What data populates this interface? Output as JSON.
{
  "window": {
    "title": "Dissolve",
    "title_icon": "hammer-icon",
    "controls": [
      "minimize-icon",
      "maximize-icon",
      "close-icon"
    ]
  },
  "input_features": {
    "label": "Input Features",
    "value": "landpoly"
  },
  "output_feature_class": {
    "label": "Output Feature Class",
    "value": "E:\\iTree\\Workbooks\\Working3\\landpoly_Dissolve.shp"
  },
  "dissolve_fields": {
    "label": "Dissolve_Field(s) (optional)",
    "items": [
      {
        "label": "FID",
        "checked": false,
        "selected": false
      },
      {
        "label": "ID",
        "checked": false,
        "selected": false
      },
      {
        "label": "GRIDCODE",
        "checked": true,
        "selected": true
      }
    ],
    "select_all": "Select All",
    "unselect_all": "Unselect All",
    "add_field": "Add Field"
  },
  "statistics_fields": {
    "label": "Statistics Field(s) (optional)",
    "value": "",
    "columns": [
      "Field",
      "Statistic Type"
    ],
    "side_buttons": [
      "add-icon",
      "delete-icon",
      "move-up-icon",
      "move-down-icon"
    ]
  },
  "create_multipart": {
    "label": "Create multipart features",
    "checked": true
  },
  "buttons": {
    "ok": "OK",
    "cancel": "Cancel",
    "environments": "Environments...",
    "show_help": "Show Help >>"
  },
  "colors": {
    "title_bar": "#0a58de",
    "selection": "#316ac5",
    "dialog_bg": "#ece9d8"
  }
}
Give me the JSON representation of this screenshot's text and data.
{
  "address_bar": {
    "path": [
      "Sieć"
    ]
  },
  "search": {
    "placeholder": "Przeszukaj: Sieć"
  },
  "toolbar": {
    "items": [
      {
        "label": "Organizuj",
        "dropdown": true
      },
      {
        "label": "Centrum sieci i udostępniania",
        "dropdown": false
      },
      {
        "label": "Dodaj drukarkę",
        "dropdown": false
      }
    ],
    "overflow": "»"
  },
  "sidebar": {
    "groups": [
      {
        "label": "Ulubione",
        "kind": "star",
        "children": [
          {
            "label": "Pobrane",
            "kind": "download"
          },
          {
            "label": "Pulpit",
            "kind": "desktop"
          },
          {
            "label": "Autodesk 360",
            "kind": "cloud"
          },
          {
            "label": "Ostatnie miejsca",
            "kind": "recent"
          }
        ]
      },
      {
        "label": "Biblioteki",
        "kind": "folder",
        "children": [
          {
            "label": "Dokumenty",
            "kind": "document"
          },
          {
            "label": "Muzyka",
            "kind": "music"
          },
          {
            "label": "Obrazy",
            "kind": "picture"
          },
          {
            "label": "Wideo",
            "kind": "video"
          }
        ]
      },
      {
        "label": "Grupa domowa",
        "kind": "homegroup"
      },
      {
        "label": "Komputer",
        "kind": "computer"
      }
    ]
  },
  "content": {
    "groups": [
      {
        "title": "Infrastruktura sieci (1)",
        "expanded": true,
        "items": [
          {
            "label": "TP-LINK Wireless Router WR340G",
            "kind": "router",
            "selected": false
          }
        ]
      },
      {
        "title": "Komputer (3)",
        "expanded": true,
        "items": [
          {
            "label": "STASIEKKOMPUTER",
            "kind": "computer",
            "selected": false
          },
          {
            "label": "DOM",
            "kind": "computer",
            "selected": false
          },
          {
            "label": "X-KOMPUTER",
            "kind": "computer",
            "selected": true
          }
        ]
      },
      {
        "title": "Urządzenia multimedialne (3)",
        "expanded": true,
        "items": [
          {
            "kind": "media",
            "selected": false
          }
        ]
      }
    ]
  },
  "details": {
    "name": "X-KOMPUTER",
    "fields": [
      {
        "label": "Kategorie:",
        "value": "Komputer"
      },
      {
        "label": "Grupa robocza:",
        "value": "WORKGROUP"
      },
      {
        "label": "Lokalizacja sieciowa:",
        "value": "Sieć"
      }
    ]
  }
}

======

**Aim of the exercise:** Transcribe the full listing above without leaving anything out.

**The completed task:**
What data populates this interface? Output as JSON.
{
  "window": {
    "title": "Dissolve",
    "title_icon": "hammer-icon",
    "controls": [
      "minimize-icon",
      "maximize-icon",
      "close-icon"
    ]
  },
  "input_features": {
    "label": "Input Features",
    "value": "landpoly"
  },
  "output_feature_class": {
    "label": "Output Feature Class",
    "value": "E:\\iTree\\Workbooks\\Working3\\landpoly_Dissolve.shp"
  },
  "dissolve_fields": {
    "label": "Dissolve_Field(s) (optional)",
    "items": [
      {
        "label": "FID",
        "checked": false,
        "selected": false
      },
      {
        "label": "ID",
        "checked": false,
        "selected": false
      },
      {
        "label": "GRIDCODE",
        "checked": true,
        "selected": true
      }
    ],
    "select_all": "Select All",
    "unselect_all": "Unselect All",
    "add_field": "Add Field"
  },
  "statistics_fields": {
    "label": "Statistics Field(s) (optional)",
    "value": "",
    "columns": [
      "Field",
      "Statistic Type"
    ],
    "side_buttons": [
      "add-icon",
      "delete-icon",
      "move-up-icon",
      "move-down-icon"
    ]
  },
  "create_multipart": {
    "label": "Create multipart features",
    "checked": true
  },
  "buttons": {
    "ok": "OK",
    "cancel": "Cancel",
    "environments": "Environments...",
    "show_help": "Show Help >>"
  },
  "colors": {
    "title_bar": "#0a58de",
    "selection": "#316ac5",
    "dialog_bg": "#ece9d8"
  }
}
Give me the JSON representation of this screenshot's text and data.
{
  "address_bar": {
    "path": [
      "Sieć"
    ]
  },
  "search": {
    "placeholder": "Przeszukaj: Sieć"
  },
  "toolbar": {
    "items": [
      {
        "label": "Organizuj",
        "dropdown": true
      },
      {
        "label": "Centrum sieci i udostępniania",
        "dropdown": false
      },
      {
        "label": "Dodaj drukarkę",
        "dropdown": false
      }
    ],
    "overflow": "»"
  },
  "sidebar": {
    "groups": [
      {
        "label": "Ulubione",
        "kind": "star",
        "children": [
          {
            "label": "Pobrane",
            "kind": "download"
          },
          {
            "label": "Pulpit",
            "kind": "desktop"
          },
          {
            "label": "Autodesk 360",
            "kind": "cloud"
          },
          {
            "label": "Ostatnie miejsca",
            "kind": "recent"
          }
        ]
      },
      {
        "label": "Biblioteki",
        "kind": "folder",
        "children": [
          {
            "label": "Dokumenty",
            "kind": "document"
          },
          {
            "label": "Muzyka",
            "kind": "music"
          },
          {
            "label": "Obrazy",
            "kind": "picture"
          },
          {
            "label": "Wideo",
            "kind": "video"
          }
        ]
      },
      {
        "label": "Grupa domowa",
        "kind": "homegroup"
      },
      {
        "label": "Komputer",
        "kind": "computer"
      }
    ]
  },
  "content": {
    "groups": [
      {
        "title": "Infrastruktura sieci (1)",
        "expanded": true,
        "items": [
          {
            "label": "TP-LINK Wireless Router WR340G",
            "kind": "router",
            "selected": false
          }
        ]
      },
      {
        "title": "Komputer (3)",
        "expanded": true,
        "items": [
          {
            "label": "STASIEKKOMPUTER",
            "kind": "computer",
            "selected": false
          },
          {
            "label": "DOM",
            "kind": "computer",
            "selected": false
          },
          {
            "label": "X-KOMPUTER",
            "kind": "computer",
            "selected": true
          }
        ]
      },
      {
        "title": "Urządzenia multimedialne (3)",
        "expanded": true,
        "items": [
          {
            "kind": "media",
            "selected": false
          }
        ]
      }
    ]
  },
  "details": {
    "name": "X-KOMPUTER",
    "fields": [
      {
        "label": "Kategorie:",
        "value": "Komputer"
      },
      {
        "label": "Grupa robocza:",
        "value": "WORKGROUP"
      },
      {
        "label": "Lokalizacja sieciowa:",
        "value": "Sieć"
      }
    ]
  }
}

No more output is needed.